* start LISTED RECORDS *

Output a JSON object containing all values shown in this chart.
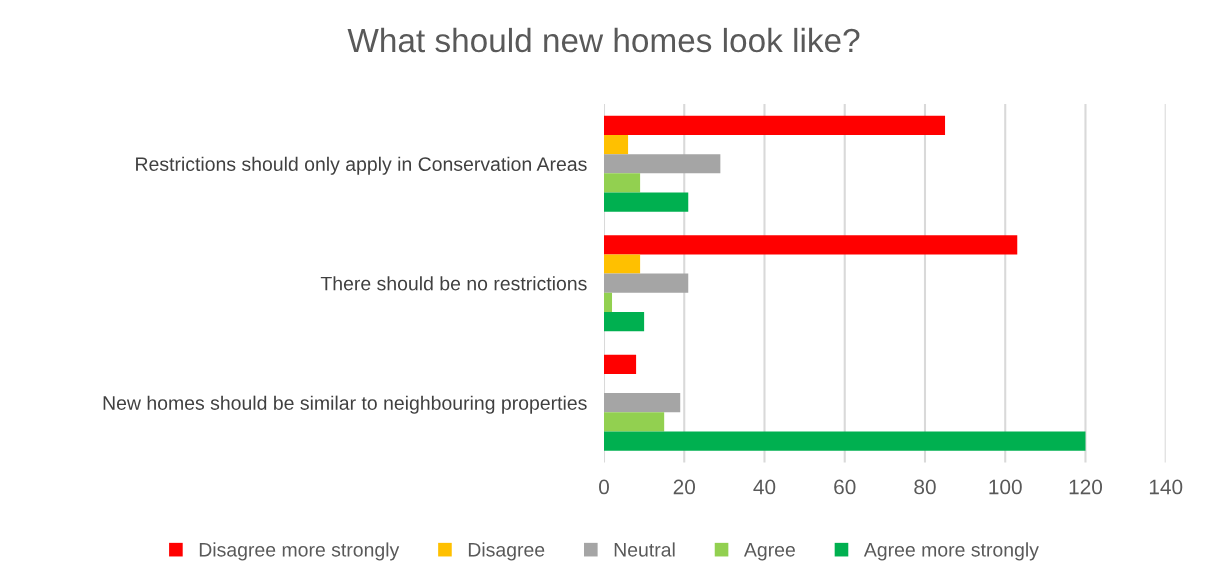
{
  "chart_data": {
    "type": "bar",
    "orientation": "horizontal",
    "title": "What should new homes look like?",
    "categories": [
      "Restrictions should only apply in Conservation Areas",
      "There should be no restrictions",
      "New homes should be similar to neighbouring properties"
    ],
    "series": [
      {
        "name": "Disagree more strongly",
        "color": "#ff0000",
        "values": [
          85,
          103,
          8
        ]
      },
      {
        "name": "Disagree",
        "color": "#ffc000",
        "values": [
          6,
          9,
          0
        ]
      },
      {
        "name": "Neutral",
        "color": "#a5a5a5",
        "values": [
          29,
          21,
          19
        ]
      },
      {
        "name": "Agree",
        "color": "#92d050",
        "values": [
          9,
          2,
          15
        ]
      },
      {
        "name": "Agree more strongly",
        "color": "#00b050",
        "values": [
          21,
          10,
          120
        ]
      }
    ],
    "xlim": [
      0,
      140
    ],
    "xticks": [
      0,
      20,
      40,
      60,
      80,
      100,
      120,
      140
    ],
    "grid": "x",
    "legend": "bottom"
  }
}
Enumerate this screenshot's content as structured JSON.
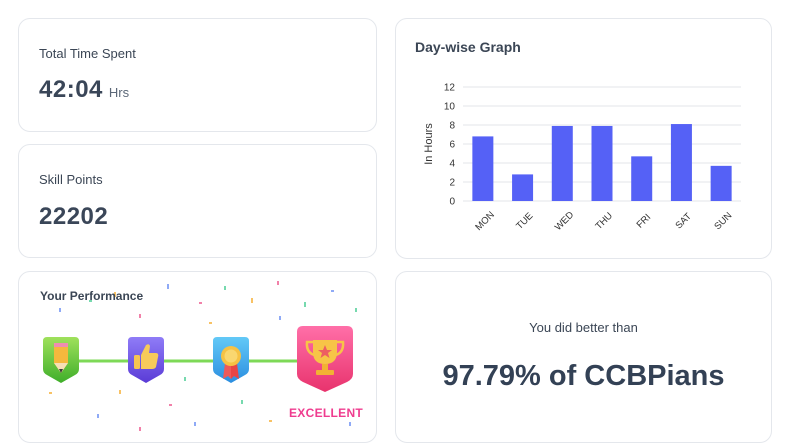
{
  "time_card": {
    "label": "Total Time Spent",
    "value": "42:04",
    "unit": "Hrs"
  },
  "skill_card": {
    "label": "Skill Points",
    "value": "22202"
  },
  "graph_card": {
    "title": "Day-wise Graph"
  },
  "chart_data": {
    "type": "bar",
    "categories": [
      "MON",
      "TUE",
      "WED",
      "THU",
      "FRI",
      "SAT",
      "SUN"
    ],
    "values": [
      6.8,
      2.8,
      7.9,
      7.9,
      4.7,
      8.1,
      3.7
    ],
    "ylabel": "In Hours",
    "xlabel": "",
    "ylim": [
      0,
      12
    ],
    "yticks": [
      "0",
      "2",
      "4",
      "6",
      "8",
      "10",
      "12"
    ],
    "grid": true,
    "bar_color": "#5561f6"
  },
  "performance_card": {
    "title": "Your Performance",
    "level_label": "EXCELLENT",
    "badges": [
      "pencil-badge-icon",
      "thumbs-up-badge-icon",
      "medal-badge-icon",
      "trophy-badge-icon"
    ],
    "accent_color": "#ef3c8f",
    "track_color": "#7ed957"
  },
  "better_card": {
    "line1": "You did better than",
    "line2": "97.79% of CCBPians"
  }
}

* end LISTED RECORDS *

TASK TO COMPLETE >>
Write out all the entries again, word for word, and print no images.

SOLUTION TO THIS PROBLEM >>
Output a JSON object containing all values shown in this chart.
{
  "chart_data": {
    "type": "bar",
    "orientation": "horizontal",
    "title": "What should new homes look like?",
    "categories": [
      "Restrictions should only apply in Conservation Areas",
      "There should be no restrictions",
      "New homes should be similar to neighbouring properties"
    ],
    "series": [
      {
        "name": "Disagree more strongly",
        "color": "#ff0000",
        "values": [
          85,
          103,
          8
        ]
      },
      {
        "name": "Disagree",
        "color": "#ffc000",
        "values": [
          6,
          9,
          0
        ]
      },
      {
        "name": "Neutral",
        "color": "#a5a5a5",
        "values": [
          29,
          21,
          19
        ]
      },
      {
        "name": "Agree",
        "color": "#92d050",
        "values": [
          9,
          2,
          15
        ]
      },
      {
        "name": "Agree more strongly",
        "color": "#00b050",
        "values": [
          21,
          10,
          120
        ]
      }
    ],
    "xlim": [
      0,
      140
    ],
    "xticks": [
      0,
      20,
      40,
      60,
      80,
      100,
      120,
      140
    ],
    "grid": "x",
    "legend": "bottom"
  }
}
Enumerate this screenshot's content as structured JSON.
{
  "time_card": {
    "label": "Total Time Spent",
    "value": "42:04",
    "unit": "Hrs"
  },
  "skill_card": {
    "label": "Skill Points",
    "value": "22202"
  },
  "graph_card": {
    "title": "Day-wise Graph"
  },
  "chart_data": {
    "type": "bar",
    "categories": [
      "MON",
      "TUE",
      "WED",
      "THU",
      "FRI",
      "SAT",
      "SUN"
    ],
    "values": [
      6.8,
      2.8,
      7.9,
      7.9,
      4.7,
      8.1,
      3.7
    ],
    "ylabel": "In Hours",
    "xlabel": "",
    "ylim": [
      0,
      12
    ],
    "yticks": [
      "0",
      "2",
      "4",
      "6",
      "8",
      "10",
      "12"
    ],
    "grid": true,
    "bar_color": "#5561f6"
  },
  "performance_card": {
    "title": "Your Performance",
    "level_label": "EXCELLENT",
    "badges": [
      "pencil-badge-icon",
      "thumbs-up-badge-icon",
      "medal-badge-icon",
      "trophy-badge-icon"
    ],
    "accent_color": "#ef3c8f",
    "track_color": "#7ed957"
  },
  "better_card": {
    "line1": "You did better than",
    "line2": "97.79% of CCBPians"
  }
}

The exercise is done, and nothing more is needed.